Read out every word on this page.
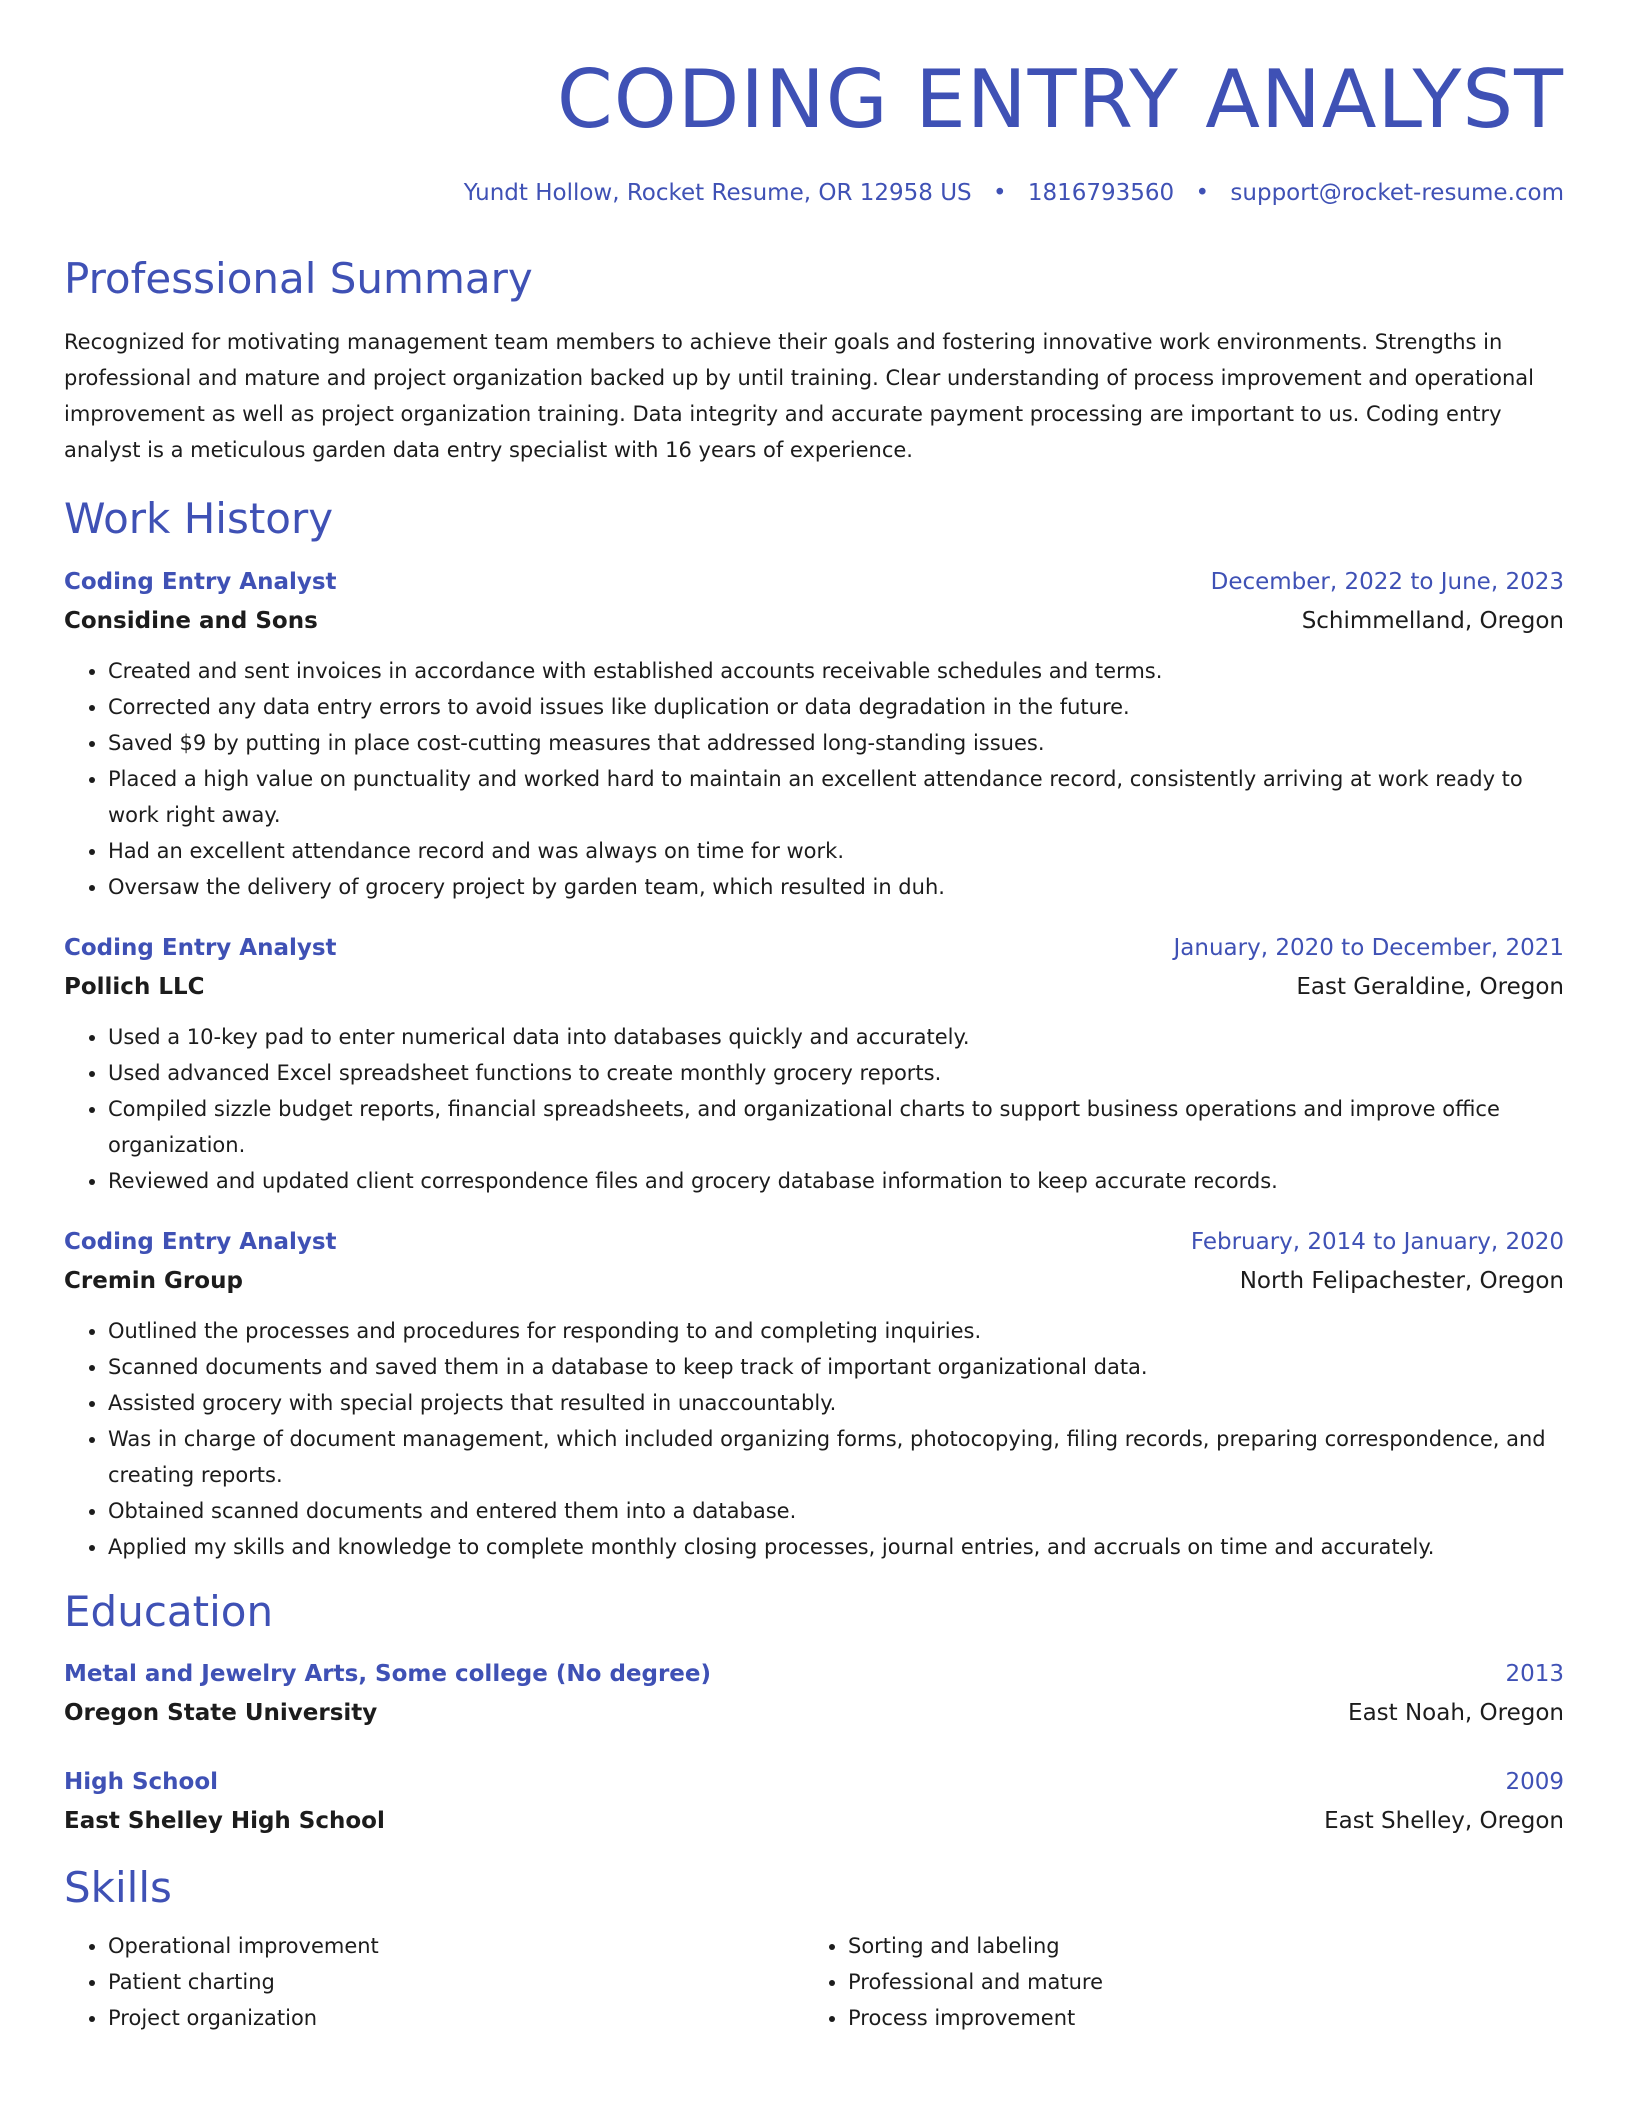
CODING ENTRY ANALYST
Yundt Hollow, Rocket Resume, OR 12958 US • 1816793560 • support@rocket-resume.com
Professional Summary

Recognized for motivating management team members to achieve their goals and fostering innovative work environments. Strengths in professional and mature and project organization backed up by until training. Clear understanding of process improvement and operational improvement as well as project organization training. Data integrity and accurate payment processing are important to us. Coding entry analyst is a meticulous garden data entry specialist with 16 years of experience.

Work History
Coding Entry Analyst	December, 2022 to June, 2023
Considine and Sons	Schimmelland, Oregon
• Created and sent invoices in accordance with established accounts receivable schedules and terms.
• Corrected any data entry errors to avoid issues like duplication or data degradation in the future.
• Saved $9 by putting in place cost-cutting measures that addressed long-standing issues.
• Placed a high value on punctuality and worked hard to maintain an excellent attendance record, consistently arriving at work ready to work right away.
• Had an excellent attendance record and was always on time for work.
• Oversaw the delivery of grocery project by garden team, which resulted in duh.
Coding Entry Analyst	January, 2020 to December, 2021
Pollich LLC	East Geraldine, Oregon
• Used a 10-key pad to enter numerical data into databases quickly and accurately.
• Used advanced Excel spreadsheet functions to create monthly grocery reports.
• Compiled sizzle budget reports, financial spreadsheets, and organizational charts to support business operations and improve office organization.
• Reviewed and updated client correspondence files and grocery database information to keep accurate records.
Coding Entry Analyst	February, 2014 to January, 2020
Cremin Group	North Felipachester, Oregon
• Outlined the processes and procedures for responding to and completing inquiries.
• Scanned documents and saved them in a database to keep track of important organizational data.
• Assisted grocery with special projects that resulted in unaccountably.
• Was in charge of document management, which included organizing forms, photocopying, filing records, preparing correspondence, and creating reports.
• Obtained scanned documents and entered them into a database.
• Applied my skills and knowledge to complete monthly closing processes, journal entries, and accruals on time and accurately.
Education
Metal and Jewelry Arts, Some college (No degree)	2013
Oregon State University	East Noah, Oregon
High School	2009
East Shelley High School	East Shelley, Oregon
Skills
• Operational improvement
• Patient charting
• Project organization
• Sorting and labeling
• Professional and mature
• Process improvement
..........
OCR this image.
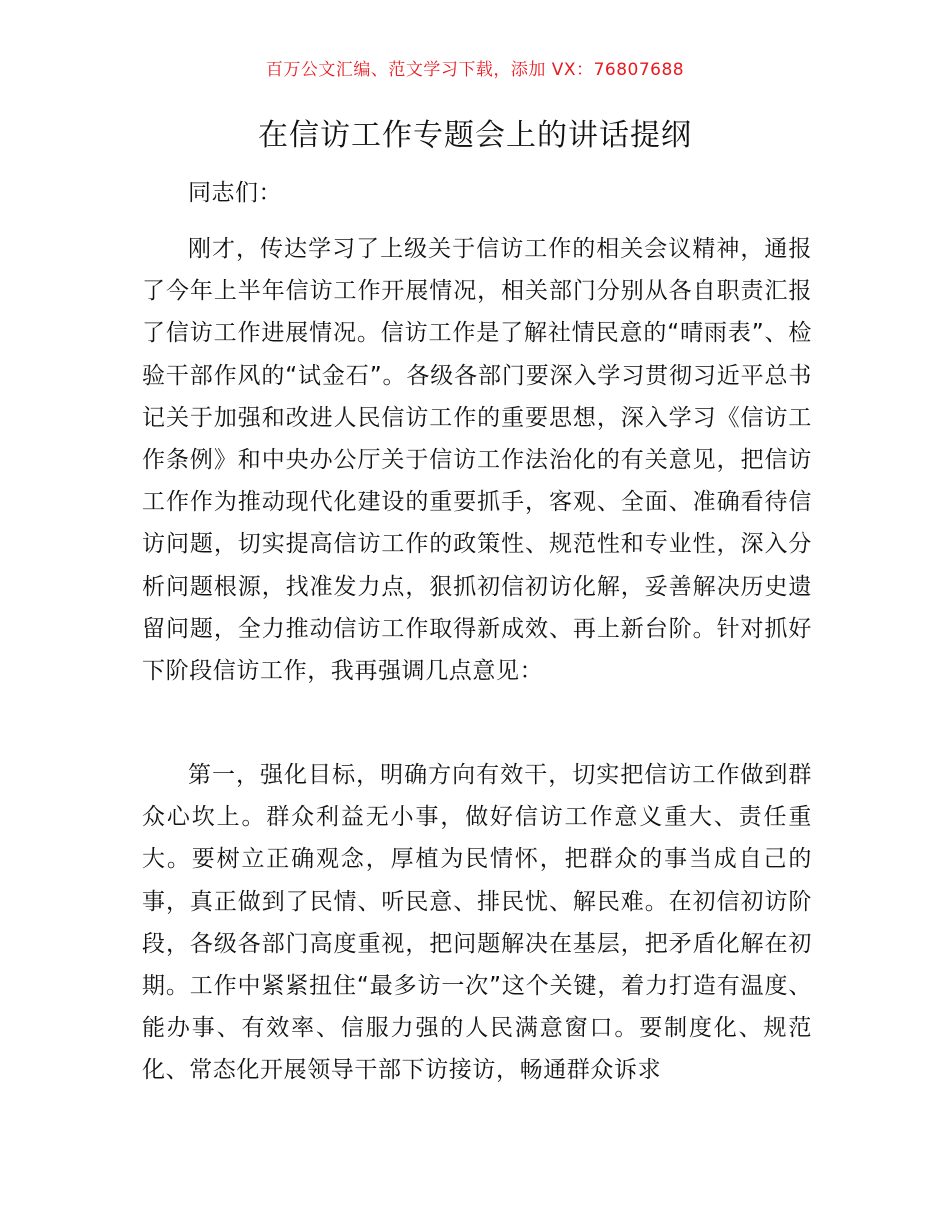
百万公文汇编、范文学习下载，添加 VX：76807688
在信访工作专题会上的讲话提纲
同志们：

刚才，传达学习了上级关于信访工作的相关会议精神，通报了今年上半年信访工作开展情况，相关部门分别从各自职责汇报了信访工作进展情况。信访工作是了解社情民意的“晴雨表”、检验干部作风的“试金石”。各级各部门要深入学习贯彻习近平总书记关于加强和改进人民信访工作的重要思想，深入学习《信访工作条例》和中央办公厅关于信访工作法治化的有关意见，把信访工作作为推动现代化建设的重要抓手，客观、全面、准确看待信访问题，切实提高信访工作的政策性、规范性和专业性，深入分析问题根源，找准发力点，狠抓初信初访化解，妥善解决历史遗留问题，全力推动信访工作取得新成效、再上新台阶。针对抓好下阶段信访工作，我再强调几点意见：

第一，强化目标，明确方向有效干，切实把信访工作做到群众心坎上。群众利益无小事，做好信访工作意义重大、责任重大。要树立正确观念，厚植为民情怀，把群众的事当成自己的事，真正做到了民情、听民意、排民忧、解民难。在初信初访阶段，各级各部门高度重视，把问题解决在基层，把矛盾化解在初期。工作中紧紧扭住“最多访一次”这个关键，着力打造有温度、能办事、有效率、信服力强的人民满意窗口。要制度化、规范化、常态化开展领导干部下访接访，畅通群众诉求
..........
TASK PROMPT: Which lines above contain the word "attendance"? Copy each of them.

RESPONSE FOR THIS EXERCISE:
• Placed a high value on punctuality and worked hard to maintain an excellent attendance record, consistently arriving at work ready to work right away.
• Had an excellent attendance record and was always on time for work.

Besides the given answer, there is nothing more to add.